### Description of the task
From the listing below, pull out all lines with "Freeman" in them.

### Records to use
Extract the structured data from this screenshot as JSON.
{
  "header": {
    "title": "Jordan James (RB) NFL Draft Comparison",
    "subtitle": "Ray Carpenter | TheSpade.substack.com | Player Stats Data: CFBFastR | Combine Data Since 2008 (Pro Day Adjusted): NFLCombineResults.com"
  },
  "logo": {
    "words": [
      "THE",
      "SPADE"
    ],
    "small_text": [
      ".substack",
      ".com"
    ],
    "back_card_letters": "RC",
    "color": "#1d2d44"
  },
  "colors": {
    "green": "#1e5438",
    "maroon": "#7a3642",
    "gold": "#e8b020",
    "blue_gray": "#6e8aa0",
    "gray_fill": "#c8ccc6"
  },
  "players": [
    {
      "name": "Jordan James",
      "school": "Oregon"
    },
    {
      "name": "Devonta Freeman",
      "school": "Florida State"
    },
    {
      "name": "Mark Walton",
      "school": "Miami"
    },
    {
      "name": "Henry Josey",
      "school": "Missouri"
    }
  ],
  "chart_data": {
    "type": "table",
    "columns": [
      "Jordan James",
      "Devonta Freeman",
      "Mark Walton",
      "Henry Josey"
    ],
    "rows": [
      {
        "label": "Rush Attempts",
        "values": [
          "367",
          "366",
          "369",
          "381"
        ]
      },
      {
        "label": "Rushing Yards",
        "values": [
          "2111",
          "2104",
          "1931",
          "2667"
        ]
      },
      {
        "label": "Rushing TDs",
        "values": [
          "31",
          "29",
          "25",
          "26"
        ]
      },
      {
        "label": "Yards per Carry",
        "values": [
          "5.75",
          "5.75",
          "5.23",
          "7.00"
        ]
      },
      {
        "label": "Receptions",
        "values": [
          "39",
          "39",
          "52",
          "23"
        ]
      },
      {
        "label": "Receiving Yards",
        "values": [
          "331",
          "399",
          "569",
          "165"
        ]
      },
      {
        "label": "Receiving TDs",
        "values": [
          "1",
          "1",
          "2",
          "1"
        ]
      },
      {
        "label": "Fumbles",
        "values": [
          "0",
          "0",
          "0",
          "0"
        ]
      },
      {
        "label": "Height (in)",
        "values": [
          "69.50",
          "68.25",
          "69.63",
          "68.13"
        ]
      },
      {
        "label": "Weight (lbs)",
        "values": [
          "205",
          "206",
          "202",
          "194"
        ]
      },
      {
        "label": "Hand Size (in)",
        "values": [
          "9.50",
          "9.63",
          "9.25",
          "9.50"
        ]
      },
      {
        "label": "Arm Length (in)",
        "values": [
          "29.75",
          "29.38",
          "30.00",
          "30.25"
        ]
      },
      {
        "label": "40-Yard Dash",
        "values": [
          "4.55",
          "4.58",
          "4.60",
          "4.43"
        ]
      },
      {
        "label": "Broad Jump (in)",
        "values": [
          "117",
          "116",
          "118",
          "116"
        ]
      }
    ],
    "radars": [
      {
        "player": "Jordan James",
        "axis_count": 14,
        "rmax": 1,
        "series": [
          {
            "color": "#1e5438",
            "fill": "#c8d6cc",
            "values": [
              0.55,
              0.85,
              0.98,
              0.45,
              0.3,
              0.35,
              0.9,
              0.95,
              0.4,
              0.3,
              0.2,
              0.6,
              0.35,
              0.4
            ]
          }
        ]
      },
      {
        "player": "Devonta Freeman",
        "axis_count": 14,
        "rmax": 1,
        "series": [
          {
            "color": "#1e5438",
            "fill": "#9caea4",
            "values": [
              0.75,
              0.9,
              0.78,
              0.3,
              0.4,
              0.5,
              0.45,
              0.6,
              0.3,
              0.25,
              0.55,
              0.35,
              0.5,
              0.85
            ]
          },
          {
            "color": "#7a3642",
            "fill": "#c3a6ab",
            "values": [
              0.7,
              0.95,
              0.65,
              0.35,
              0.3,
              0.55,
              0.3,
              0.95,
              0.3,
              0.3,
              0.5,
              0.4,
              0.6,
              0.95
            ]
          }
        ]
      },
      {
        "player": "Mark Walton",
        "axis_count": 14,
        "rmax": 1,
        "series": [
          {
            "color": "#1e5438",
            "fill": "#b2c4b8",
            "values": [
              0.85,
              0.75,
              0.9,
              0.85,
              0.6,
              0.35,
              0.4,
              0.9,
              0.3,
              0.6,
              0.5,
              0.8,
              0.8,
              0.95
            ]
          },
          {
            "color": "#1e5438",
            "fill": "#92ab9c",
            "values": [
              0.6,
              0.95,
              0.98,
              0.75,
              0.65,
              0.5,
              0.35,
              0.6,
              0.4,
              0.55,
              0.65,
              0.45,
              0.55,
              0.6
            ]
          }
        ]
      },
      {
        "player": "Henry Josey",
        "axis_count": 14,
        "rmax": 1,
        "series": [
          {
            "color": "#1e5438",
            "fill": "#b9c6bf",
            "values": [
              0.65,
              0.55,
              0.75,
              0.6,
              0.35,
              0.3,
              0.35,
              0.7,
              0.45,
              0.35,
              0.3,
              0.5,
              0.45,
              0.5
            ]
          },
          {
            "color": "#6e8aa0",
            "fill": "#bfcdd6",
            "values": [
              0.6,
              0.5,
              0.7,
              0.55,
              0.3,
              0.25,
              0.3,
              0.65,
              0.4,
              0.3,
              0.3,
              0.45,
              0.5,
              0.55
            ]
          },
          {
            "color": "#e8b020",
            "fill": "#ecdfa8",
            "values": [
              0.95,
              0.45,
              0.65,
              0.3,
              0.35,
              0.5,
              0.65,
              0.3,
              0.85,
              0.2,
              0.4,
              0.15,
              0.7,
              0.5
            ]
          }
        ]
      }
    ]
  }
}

### Task output
      "name": "Devonta Freeman",
      "Devonta Freeman",
        "player": "Devonta Freeman",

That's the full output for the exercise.